--- Input data ---

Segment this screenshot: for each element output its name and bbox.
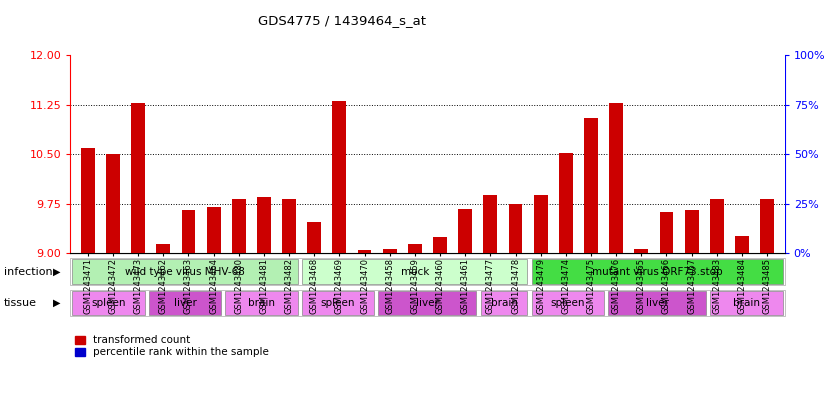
- Bar: [282, 199, 296, 253]
- Point: [307, 78, 320, 84]
- Point: [182, 78, 195, 84]
- Text: ▶: ▶: [53, 266, 60, 277]
- Point: [107, 72, 120, 78]
- Bar: [182, 211, 196, 253]
- Point: [207, 82, 221, 88]
- Point: [408, 82, 421, 88]
- Point: [559, 72, 572, 78]
- Bar: [534, 195, 548, 253]
- Bar: [483, 195, 497, 253]
- Bar: [509, 204, 522, 253]
- Text: ▶: ▶: [53, 298, 60, 308]
- Text: GDS4775 / 1439464_s_at: GDS4775 / 1439464_s_at: [258, 14, 425, 27]
- Point: [761, 78, 774, 84]
- Bar: [481, 291, 528, 315]
- Text: brain: brain: [491, 298, 518, 308]
- Point: [660, 82, 673, 88]
- Bar: [106, 154, 120, 253]
- Point: [131, 58, 145, 64]
- Bar: [532, 259, 783, 284]
- Bar: [81, 148, 95, 253]
- Point: [458, 78, 472, 84]
- Text: spleen: spleen: [320, 298, 355, 308]
- Point: [610, 58, 623, 64]
- Point: [685, 82, 698, 88]
- Text: liver: liver: [173, 298, 197, 308]
- Bar: [333, 101, 346, 253]
- Bar: [710, 291, 783, 315]
- Point: [710, 78, 724, 84]
- Bar: [206, 207, 221, 253]
- Bar: [302, 259, 528, 284]
- Text: spleen: spleen: [551, 298, 585, 308]
- Bar: [382, 249, 396, 253]
- Point: [383, 82, 396, 88]
- Bar: [232, 199, 245, 253]
- Bar: [307, 222, 321, 253]
- Point: [584, 58, 597, 64]
- Text: tissue: tissue: [4, 298, 37, 308]
- Bar: [634, 249, 648, 253]
- Bar: [659, 213, 673, 253]
- Bar: [760, 199, 774, 253]
- Point: [484, 82, 497, 88]
- Text: mock: mock: [401, 266, 429, 277]
- Point: [333, 58, 346, 64]
- Point: [232, 78, 245, 84]
- Point: [434, 82, 447, 88]
- Point: [509, 80, 522, 86]
- Bar: [735, 236, 749, 253]
- Bar: [302, 291, 374, 315]
- Text: spleen: spleen: [91, 298, 126, 308]
- Point: [81, 58, 94, 64]
- Bar: [72, 291, 145, 315]
- Text: mutant virus ORF73.stop: mutant virus ORF73.stop: [591, 266, 723, 277]
- Bar: [584, 118, 598, 253]
- Text: infection: infection: [4, 266, 53, 277]
- Bar: [358, 250, 372, 253]
- Bar: [378, 291, 477, 315]
- Bar: [72, 259, 298, 284]
- Text: wild type virus MHV-68: wild type virus MHV-68: [125, 266, 245, 277]
- Point: [258, 76, 271, 82]
- Bar: [610, 103, 623, 253]
- Bar: [131, 103, 145, 253]
- Bar: [156, 244, 170, 253]
- Bar: [685, 211, 699, 253]
- Bar: [408, 244, 422, 253]
- Text: liver: liver: [416, 298, 439, 308]
- Text: liver: liver: [646, 298, 668, 308]
- Bar: [433, 237, 447, 253]
- Legend: transformed count, percentile rank within the sample: transformed count, percentile rank withi…: [75, 335, 269, 357]
- Point: [534, 78, 548, 84]
- Point: [157, 82, 170, 88]
- Bar: [559, 153, 572, 253]
- Bar: [458, 209, 472, 253]
- Point: [358, 82, 371, 88]
- Bar: [257, 197, 271, 253]
- Bar: [710, 199, 724, 253]
- Bar: [225, 291, 298, 315]
- Point: [634, 88, 648, 94]
- Text: brain: brain: [733, 298, 760, 308]
- Point: [735, 78, 748, 84]
- Bar: [532, 291, 604, 315]
- Bar: [608, 291, 706, 315]
- Bar: [149, 291, 221, 315]
- Point: [282, 78, 296, 84]
- Text: brain: brain: [248, 298, 275, 308]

---

[Work to be completed]
Working through the entries above, copy every line in which "virus" is found.

[Exercise output]
- Text: mutant virus ORF73.stop: mutant virus ORF73.stop: [591, 266, 723, 277]
- Text: wild type virus MHV-68: wild type virus MHV-68: [125, 266, 245, 277]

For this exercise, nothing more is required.